** Start Stored data **

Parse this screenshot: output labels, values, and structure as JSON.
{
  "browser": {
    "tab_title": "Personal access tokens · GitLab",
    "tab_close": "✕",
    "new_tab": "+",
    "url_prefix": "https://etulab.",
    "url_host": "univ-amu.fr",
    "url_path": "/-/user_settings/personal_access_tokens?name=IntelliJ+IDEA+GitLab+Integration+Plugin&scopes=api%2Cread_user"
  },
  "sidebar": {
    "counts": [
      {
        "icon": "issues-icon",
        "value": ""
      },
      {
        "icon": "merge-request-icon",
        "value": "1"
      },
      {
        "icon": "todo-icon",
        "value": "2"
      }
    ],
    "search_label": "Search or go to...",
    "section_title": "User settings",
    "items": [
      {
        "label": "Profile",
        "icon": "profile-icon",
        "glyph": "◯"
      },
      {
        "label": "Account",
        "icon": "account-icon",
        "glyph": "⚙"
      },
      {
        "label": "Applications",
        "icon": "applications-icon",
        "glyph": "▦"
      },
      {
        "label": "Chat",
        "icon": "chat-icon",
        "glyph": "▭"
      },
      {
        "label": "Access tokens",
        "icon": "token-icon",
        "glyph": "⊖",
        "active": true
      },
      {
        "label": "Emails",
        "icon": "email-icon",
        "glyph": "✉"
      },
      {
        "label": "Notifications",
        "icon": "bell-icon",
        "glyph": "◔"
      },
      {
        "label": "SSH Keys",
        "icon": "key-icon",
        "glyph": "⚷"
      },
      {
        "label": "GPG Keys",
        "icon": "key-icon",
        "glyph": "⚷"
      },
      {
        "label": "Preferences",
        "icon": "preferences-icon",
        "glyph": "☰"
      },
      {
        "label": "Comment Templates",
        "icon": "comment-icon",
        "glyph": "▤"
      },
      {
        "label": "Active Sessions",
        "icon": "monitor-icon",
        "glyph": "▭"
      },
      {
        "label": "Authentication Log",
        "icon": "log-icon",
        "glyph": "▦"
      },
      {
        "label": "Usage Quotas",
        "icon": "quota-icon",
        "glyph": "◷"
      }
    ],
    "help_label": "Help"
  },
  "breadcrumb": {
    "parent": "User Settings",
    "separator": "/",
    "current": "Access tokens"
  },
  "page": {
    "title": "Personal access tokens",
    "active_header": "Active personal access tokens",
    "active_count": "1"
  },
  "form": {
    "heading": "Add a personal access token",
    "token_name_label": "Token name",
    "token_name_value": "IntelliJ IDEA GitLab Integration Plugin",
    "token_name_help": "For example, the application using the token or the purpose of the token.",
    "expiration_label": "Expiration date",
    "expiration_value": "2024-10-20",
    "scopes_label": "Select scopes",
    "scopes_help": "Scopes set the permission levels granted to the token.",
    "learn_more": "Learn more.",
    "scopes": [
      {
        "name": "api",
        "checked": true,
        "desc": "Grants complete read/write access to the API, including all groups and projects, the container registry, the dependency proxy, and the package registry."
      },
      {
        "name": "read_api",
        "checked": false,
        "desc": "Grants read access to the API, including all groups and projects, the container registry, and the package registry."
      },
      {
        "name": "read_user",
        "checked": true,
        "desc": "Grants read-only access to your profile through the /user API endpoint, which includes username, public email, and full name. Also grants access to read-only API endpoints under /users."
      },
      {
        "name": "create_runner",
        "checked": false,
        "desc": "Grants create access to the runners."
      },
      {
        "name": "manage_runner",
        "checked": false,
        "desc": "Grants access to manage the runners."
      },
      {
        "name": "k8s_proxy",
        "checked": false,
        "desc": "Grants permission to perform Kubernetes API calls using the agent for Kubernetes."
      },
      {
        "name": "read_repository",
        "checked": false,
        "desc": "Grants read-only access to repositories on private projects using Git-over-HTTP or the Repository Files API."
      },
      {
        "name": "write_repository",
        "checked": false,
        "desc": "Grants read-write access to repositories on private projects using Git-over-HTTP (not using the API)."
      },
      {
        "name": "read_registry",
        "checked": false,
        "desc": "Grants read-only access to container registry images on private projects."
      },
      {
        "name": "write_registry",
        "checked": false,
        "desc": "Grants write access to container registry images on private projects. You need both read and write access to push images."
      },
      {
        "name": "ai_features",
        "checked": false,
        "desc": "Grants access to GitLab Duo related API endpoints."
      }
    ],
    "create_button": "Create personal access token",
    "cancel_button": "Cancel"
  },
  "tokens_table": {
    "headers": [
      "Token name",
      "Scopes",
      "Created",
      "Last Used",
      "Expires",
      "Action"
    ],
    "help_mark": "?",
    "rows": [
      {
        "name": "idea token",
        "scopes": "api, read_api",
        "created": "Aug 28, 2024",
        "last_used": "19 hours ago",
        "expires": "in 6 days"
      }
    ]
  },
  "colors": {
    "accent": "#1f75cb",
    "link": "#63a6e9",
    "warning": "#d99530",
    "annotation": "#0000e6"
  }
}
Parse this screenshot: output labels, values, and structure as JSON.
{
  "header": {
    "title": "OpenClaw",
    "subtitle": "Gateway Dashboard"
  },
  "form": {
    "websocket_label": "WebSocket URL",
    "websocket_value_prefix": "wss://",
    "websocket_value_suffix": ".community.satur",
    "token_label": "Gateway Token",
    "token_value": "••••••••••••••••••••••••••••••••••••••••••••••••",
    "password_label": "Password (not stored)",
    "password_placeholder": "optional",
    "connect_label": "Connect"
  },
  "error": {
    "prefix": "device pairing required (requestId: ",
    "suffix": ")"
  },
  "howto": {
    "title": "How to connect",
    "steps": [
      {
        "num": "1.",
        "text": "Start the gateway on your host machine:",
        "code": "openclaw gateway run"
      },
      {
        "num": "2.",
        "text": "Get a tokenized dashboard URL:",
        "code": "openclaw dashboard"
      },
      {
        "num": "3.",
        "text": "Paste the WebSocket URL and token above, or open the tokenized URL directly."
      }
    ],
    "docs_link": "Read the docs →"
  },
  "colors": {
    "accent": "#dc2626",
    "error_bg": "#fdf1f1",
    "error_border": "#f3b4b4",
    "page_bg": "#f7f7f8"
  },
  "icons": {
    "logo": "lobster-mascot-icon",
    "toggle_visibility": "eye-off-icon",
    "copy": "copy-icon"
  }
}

** End Stored data **

**What you need to do:** Check every line of the data, and copy the ones that contain "repositories".

**The result:**
        "desc": "Grants read-only access to repositories on private projects using Git-over-HTTP or the Repository Files API."
        "desc": "Grants read-write access to repositories on private projects using Git-over-HTTP (not using the API)."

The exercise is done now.